Excerpted text –
□ □ □ □ □ □ □

You are viewing a plain text version of this content. The canonical link for it is here.
Posted to j-users@xerces.apache.org by Yonghui Chen <ch...@yahoo.com> on 2002/03/10 16:41:31 UTC

About performance

Hi all,

I have just tried 3 parsers, Xerces Java 1, Xerce Java 2 and Crimson, use both DOM and SAX parser parse a 960kb XML file for 10 times, the time cost are:

           Xerces 1        Xerces 2      Crimson
DOM     3906               4937            4697
SAX      1322               1832            1332

It is said that my best choose is Xerces1. So, what's the improves in Xerces 2?

Re: About performance

Posted by Andy Clark <an...@apache.org>.
Yonghui Chen wrote:
> I have just tried 3 parsers, Xerces Java 1, Xerce Java 2 and Crimson,
> use both DOM and SAX parser parse a 960kb XML file for 10 times, the
> time cost are:

What are you using to achieve your results? Are you only
starting a VM, parsing a single document, showing the time,
and exiting the VM? This is not a fair comparison and does
not match real-world use of the parser.

The sax.Counter, dom.Counter, and xni.Counter samples that
come with Xerces2 are very convenient and can provide you
a "poor man's" performance test. The xni.Counter is the
one I use and I'll explain why.

□ □ □ □ □ □ □

Short task 1 –
In the stored entries, rewrite the lines from the line with "- bank-english-name: INDUSTRIAL" up to and including the line with "- bank-english-name: China", replacing "bank-name" with "bank-label" and leaving everything else unchanged.

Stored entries
□ □ □ □ □ □ □

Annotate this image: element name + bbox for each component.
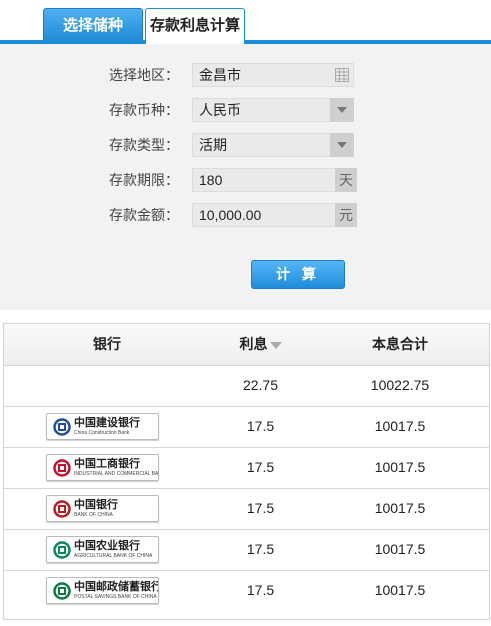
- bank-english-name: INDUSTRIAL AND COMMERCIAL BANK OF CHINA: [74, 471, 159, 477]
- total-cell: 10017.5: [374, 541, 426, 557]
- amount-input[interactable]: 10,000.00 元: [192, 203, 357, 227]
- term-input[interactable]: 180 天: [192, 168, 357, 192]
- bank-emblem-icon: [53, 459, 71, 477]
- tab-interest-calculator[interactable]: 存款利息计算: [145, 8, 245, 44]
- table-row: 中国邮政储蓄银行 POSTAL SAVINGS BANK OF CHINA 17.5…: [4, 570, 489, 611]
- term-unit: 天: [335, 168, 357, 192]
- header-interest[interactable]: 利息: [210, 324, 311, 365]
- bank-name: 中国工商银行: [74, 458, 140, 470]
- bank-name: 中国建设银行: [74, 417, 140, 429]
- currency-label: 存款币种：: [109, 102, 179, 118]
- bank-name: 中国农业银行: [74, 540, 140, 552]
- bank-english-name: China Construction Bank: [74, 430, 130, 436]
- bank-logo: 中国邮政储蓄银行 POSTAL SAVINGS BANK OF CHINA: [46, 577, 159, 604]
- table-row: 中国农业银行 AGRICULTURAL BANK OF CHINA 17.5 1001…: [4, 529, 489, 571]
- total-cell: 10017.5: [374, 418, 426, 434]
- bank-emblem-icon: [53, 582, 71, 600]
- table-row: 中国建设银行 China Construction Bank 17.5 10017.5: [4, 406, 489, 448]
- deposit-type-label: 存款类型：: [109, 137, 179, 153]
- interest-cell: 17.5: [246, 541, 275, 557]
- amount-unit: 元: [335, 203, 357, 227]
- deposit-type-value: 活期: [199, 137, 227, 153]
- bank-english-name: AGRICULTURAL BANK OF CHINA: [74, 553, 153, 559]
- interest-cell: 17.5: [246, 500, 275, 516]
- summary-row: 22.75 10022.75: [4, 365, 489, 407]
- deposit-type-row: 存款类型： 活期: [0, 133, 491, 157]
- results-table: 银行 利息 本息合计 22.75 10022.75 中国建设银行 China Co…: [3, 323, 490, 620]
- bank-logo: 中国工商银行INDUSTRIAL AND COMMERCIAL BANK OF …: [46, 454, 159, 481]
- term-value: 180: [199, 172, 223, 188]
- currency-value: 人民币: [199, 102, 241, 118]
- term-row: 存款期限： 180 天: [0, 168, 491, 192]
- summary-interest: 22.75: [242, 377, 279, 393]
- amount-row: 存款金额： 10,000.00 元: [0, 203, 491, 227]
- calculator-form: 选择地区： 金昌市 存款币种： 人民币 存款类型： 活期 存款期限： 180 天…: [0, 44, 491, 310]
- bank-emblem-icon: [53, 418, 71, 436]
- bank-name: 中国邮政储蓄银行: [74, 581, 159, 593]
- currency-select[interactable]: 人民币: [192, 98, 354, 122]
- bank-cell: 中国农业银行 AGRICULTURAL BANK OF CHINA: [4, 529, 210, 570]
- interest-cell: 17.5: [246, 418, 275, 434]
- region-value: 金昌市: [199, 67, 241, 83]
- total-cell: 10017.5: [374, 582, 426, 598]
- term-label: 存款期限：: [109, 172, 179, 188]
- bank-emblem-icon: [53, 541, 71, 559]
- currency-row: 存款币种： 人民币: [0, 98, 491, 122]
- region-row: 选择地区： 金昌市: [0, 63, 491, 87]
- tab-select-deposit-type[interactable]: 选择储种: [43, 8, 143, 42]
- chevron-down-icon[interactable]: [330, 98, 354, 122]
- table-row: 中国工商银行INDUSTRIAL AND COMMERCIAL BANK OF …: [4, 447, 489, 489]
- bank-name: 中国银行: [74, 499, 118, 511]
- amount-value: 10,000.00: [199, 207, 262, 223]
- bank-emblem-icon: [53, 500, 71, 518]
- bank-logo: 中国银行 BANK OF CHINA: [46, 495, 159, 522]
- calendar-grid-icon[interactable]: [335, 68, 349, 82]
- summary-total: 10022.75: [370, 377, 430, 393]
- bank-cell: 中国工商银行INDUSTRIAL AND COMMERCIAL BANK OF …: [4, 447, 210, 488]
- calculate-button[interactable]: 计 算: [251, 260, 345, 289]
- total-cell: 10017.5: [374, 459, 426, 475]
- interest-cell: 17.5: [246, 582, 275, 598]
- total-cell: 10017.5: [374, 500, 426, 516]
- amount-label: 存款金额：: [109, 207, 179, 223]
- chevron-down-icon[interactable]: [330, 133, 354, 157]
- bank-cell: 中国建设银行 China Construction Bank: [4, 406, 210, 447]
- bank-cell: 中国邮政储蓄银行 POSTAL SAVINGS BANK OF CHINA: [4, 570, 210, 611]
- region-picker[interactable]: 金昌市: [192, 63, 354, 87]
- bank-cell: 中国银行 BANK OF CHINA: [4, 488, 210, 529]
- bank-logo: 中国农业银行 AGRICULTURAL BANK OF CHINA: [46, 536, 159, 563]
- region-label: 选择地区：: [109, 67, 179, 83]
- interest-cell: 17.5: [246, 459, 275, 475]
- summary-bank: [4, 365, 210, 406]
- table-header: 银行 利息 本息合计: [4, 324, 489, 366]
- deposit-type-select[interactable]: 活期: [192, 133, 354, 157]
- tab-bar: 选择储种 存款利息计算: [0, 0, 491, 44]
- header-bank: 银行: [93, 336, 121, 352]
- bank-english-name: POSTAL SAVINGS BANK OF CHINA: [74, 594, 157, 600]
- bank-logo: 中国建设银行 China Construction Bank: [46, 413, 159, 440]
- header-total: 本息合计: [372, 336, 428, 352]
- table-row: 中国银行 BANK OF CHINA 17.5 10017.5: [4, 488, 489, 530]
- header-interest-label: 利息: [239, 336, 268, 352]
- bank-english-name: BANK OF CHINA: [74, 512, 113, 518]
- sort-down-icon[interactable]: [269, 341, 282, 349]
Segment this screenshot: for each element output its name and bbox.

□ □ □ □ □ □ □

Short task 2 –
In the forum thread on parser performance, which of the Counter samples does the reply say its author uses?

Task answer 1 –
- bank-english-name: INDUSTRIAL AND COMMERCIAL BANK OF CHINA: [74, 471, 159, 477]
- total-cell: 10017.5: [374, 541, 426, 557]
- amount-input[interactable]: 10,000.00 元: [192, 203, 357, 227]
- term-input[interactable]: 180 天: [192, 168, 357, 192]
- bank-emblem-icon: [53, 459, 71, 477]
- tab-interest-calculator[interactable]: 存款利息计算: [145, 8, 245, 44]
- table-row: 中国邮政储蓄银行 POSTAL SAVINGS BANK OF CHINA 17.5…: [4, 570, 489, 611]
- term-unit: 天: [335, 168, 357, 192]
- header-interest[interactable]: 利息: [210, 324, 311, 365]
- bank-label: 中国工商银行: [74, 458, 140, 470]
- bank-label: 中国建设银行: [74, 417, 140, 429]
- currency-label: 存款币种：: [109, 102, 179, 118]
- bank-label: 中国农业银行: [74, 540, 140, 552]
- bank-english-name: China Construction Bank: [74, 430, 130, 436]

Task answer 2 –
xni.Counter